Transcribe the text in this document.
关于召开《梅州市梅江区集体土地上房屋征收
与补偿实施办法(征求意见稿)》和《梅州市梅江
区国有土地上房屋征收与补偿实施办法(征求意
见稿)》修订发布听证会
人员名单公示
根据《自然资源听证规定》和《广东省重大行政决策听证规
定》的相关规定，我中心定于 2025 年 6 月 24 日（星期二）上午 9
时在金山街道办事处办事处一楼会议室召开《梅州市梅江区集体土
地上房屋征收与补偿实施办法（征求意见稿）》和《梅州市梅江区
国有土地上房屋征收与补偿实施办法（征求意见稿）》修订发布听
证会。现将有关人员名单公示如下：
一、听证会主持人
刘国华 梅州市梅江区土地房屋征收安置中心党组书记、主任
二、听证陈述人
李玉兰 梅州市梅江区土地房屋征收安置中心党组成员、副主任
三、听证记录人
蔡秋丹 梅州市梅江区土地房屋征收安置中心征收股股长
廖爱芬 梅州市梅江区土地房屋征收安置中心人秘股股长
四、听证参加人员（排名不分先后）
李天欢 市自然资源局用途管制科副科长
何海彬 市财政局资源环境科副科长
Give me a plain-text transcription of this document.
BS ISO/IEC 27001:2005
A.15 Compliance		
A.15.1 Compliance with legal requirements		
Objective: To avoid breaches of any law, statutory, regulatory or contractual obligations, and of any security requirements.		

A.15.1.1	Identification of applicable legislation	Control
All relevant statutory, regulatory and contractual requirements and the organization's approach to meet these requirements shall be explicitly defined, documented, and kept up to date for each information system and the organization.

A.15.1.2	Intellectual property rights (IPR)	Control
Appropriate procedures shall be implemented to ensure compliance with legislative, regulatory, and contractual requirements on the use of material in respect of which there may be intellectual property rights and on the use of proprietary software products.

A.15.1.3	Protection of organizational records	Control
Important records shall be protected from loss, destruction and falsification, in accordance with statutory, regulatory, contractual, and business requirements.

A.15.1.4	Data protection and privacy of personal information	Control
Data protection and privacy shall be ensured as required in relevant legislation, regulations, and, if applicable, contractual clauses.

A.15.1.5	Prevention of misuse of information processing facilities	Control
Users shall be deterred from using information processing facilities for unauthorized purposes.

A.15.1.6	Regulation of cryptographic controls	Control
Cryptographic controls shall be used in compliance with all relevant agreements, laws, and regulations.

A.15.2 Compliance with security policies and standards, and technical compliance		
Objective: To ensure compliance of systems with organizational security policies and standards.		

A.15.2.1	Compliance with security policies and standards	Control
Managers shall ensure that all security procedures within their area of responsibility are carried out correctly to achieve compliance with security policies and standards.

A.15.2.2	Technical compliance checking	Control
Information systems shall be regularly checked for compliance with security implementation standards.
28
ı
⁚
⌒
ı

PROBLEM REQUIREMENTS:
Write out the entire listing exactly.

CORRECT ANSWER:
Transcribe the text in this document.
关于召开《梅州市梅江区集体土地上房屋征收
与补偿实施办法(征求意见稿)》和《梅州市梅江
区国有土地上房屋征收与补偿实施办法(征求意
见稿)》修订发布听证会
人员名单公示
根据《自然资源听证规定》和《广东省重大行政决策听证规
定》的相关规定，我中心定于 2025 年 6 月 24 日（星期二）上午 9
时在金山街道办事处办事处一楼会议室召开《梅州市梅江区集体土
地上房屋征收与补偿实施办法（征求意见稿）》和《梅州市梅江区
国有土地上房屋征收与补偿实施办法（征求意见稿）》修订发布听
证会。现将有关人员名单公示如下：
一、听证会主持人
刘国华 梅州市梅江区土地房屋征收安置中心党组书记、主任
二、听证陈述人
李玉兰 梅州市梅江区土地房屋征收安置中心党组成员、副主任
三、听证记录人
蔡秋丹 梅州市梅江区土地房屋征收安置中心征收股股长
廖爱芬 梅州市梅江区土地房屋征收安置中心人秘股股长
四、听证参加人员（排名不分先后）
李天欢 市自然资源局用途管制科副科长
何海彬 市财政局资源环境科副科长
Give me a plain-text transcription of this document.
BS ISO/IEC 27001:2005
A.15 Compliance		
A.15.1 Compliance with legal requirements		
Objective: To avoid breaches of any law, statutory, regulatory or contractual obligations, and of any security requirements.		

A.15.1.1	Identification of applicable legislation	Control
All relevant statutory, regulatory and contractual requirements and the organization's approach to meet these requirements shall be explicitly defined, documented, and kept up to date for each information system and the organization.

A.15.1.2	Intellectual property rights (IPR)	Control
Appropriate procedures shall be implemented to ensure compliance with legislative, regulatory, and contractual requirements on the use of material in respect of which there may be intellectual property rights and on the use of proprietary software products.

A.15.1.3	Protection of organizational records	Control
Important records shall be protected from loss, destruction and falsification, in accordance with statutory, regulatory, contractual, and business requirements.

A.15.1.4	Data protection and privacy of personal information	Control
Data protection and privacy shall be ensured as required in relevant legislation, regulations, and, if applicable, contractual clauses.

A.15.1.5	Prevention of misuse of information processing facilities	Control
Users shall be deterred from using information processing facilities for unauthorized purposes.

A.15.1.6	Regulation of cryptographic controls	Control
Cryptographic controls shall be used in compliance with all relevant agreements, laws, and regulations.

A.15.2 Compliance with security policies and standards, and technical compliance		
Objective: To ensure compliance of systems with organizational security policies and standards.		

A.15.2.1	Compliance with security policies and standards	Control
Managers shall ensure that all security procedures within their area of responsibility are carried out correctly to achieve compliance with security policies and standards.

A.15.2.2	Technical compliance checking	Control
Information systems shall be regularly checked for compliance with security implementation standards.
28
ı
⁚
⌒
ı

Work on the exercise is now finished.